■ Task description:
Check each line of the records for "했습니다"; collect those that have it.

■ Material:
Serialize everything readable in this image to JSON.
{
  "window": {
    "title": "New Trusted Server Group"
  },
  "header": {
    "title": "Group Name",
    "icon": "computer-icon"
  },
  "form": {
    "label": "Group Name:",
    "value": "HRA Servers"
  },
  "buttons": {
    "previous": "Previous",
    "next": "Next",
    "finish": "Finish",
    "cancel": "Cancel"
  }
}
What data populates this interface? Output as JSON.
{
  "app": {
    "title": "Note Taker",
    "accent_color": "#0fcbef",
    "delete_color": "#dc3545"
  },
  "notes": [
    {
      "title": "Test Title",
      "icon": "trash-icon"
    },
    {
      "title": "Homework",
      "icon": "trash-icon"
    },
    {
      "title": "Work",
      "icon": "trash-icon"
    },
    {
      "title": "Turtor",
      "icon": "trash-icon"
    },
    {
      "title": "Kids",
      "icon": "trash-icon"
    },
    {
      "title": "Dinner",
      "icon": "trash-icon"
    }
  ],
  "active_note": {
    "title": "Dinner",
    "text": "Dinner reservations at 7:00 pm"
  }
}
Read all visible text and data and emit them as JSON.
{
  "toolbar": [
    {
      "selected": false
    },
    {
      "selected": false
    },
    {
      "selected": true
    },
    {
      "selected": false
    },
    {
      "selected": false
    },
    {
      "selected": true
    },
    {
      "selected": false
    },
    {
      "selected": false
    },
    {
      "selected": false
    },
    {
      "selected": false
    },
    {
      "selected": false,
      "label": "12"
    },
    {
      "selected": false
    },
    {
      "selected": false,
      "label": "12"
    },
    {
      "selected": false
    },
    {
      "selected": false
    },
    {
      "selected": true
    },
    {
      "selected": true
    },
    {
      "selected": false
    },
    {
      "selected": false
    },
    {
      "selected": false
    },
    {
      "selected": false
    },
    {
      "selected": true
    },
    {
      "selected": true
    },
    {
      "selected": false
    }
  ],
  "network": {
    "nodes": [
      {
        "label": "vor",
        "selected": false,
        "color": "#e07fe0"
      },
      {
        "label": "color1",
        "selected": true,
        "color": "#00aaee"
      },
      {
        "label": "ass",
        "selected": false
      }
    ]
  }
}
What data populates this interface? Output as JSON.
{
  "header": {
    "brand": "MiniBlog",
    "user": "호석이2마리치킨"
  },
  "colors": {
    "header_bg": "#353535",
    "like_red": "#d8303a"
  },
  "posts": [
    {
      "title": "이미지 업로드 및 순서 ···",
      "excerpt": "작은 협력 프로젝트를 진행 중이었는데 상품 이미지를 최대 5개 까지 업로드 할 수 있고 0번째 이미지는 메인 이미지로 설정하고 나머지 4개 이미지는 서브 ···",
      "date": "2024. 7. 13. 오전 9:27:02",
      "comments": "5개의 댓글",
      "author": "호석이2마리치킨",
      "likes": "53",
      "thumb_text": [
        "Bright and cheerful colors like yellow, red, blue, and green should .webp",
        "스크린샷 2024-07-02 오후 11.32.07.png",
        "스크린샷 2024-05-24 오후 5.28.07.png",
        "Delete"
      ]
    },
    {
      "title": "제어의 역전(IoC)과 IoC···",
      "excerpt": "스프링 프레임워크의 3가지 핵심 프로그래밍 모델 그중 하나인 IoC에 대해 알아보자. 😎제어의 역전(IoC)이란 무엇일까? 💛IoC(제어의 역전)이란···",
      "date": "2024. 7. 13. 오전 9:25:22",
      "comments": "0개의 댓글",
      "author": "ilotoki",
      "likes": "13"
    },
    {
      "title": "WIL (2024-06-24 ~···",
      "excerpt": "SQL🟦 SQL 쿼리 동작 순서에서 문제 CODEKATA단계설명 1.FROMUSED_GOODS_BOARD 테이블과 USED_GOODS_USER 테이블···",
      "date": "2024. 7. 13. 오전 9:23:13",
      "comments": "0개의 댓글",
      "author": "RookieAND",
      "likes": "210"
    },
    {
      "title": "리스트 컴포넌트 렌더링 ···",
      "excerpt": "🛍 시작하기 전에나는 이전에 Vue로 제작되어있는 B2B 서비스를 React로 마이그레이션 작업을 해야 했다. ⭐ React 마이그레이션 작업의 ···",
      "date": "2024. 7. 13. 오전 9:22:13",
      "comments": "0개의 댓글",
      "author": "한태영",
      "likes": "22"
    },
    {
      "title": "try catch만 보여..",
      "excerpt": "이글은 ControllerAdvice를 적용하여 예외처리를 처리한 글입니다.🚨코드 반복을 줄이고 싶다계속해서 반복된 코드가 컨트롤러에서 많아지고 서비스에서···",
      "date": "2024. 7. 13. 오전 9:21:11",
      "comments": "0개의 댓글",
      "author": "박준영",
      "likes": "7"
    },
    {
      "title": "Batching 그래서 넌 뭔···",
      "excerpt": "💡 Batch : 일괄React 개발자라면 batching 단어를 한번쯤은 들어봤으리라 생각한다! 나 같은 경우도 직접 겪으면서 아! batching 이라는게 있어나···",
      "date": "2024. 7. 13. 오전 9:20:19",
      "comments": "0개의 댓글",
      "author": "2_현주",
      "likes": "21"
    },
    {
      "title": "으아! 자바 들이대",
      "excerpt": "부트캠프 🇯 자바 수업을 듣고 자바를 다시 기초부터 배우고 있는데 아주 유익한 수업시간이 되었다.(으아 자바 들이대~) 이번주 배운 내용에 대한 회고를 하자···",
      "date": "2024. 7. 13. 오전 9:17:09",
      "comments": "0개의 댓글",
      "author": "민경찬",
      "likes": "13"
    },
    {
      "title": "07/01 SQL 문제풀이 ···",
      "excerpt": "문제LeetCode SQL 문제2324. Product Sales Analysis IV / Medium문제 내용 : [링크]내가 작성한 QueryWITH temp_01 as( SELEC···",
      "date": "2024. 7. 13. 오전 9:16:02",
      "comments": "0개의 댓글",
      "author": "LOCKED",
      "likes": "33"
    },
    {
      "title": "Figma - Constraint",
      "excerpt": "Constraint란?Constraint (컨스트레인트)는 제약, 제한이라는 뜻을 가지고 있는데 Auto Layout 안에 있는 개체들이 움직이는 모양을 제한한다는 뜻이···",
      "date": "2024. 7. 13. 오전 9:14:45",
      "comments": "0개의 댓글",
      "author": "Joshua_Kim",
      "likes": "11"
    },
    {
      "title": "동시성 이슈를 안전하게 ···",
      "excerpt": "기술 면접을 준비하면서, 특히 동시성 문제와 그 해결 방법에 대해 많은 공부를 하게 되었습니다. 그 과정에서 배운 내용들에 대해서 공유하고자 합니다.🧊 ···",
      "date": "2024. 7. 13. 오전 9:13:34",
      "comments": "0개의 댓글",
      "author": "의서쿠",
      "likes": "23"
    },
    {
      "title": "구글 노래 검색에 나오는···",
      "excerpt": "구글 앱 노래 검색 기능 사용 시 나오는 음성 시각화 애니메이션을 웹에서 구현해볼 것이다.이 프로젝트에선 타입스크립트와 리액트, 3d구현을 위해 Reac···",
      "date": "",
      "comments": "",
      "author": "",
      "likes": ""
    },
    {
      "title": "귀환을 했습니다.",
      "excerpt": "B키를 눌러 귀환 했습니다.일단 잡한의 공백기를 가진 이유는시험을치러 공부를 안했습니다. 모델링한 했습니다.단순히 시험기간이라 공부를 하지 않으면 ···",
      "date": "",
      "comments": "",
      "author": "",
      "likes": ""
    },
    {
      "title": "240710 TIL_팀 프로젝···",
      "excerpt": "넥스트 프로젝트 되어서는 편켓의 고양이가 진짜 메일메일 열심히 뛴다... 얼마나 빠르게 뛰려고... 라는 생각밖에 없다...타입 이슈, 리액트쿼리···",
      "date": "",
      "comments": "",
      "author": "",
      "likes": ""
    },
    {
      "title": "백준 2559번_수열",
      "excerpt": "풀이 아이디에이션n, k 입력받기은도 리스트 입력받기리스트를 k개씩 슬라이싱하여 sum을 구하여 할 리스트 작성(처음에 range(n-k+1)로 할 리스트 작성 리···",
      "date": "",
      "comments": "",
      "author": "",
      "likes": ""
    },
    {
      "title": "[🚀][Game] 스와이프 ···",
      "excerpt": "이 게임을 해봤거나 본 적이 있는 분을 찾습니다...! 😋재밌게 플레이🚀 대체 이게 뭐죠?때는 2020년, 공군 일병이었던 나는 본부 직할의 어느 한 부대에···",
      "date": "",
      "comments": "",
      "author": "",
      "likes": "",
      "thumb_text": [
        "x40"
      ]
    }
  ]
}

■ Reply:
      "title": "귀환을 했습니다.",
      "excerpt": "B키를 눌러 귀환 했습니다.일단 잡한의 공백기를 가진 이유는시험을치러 공부를 안했습니다. 모델링한 했습니다.단순히 시험기간이라 공부를 하지 않으면 ···",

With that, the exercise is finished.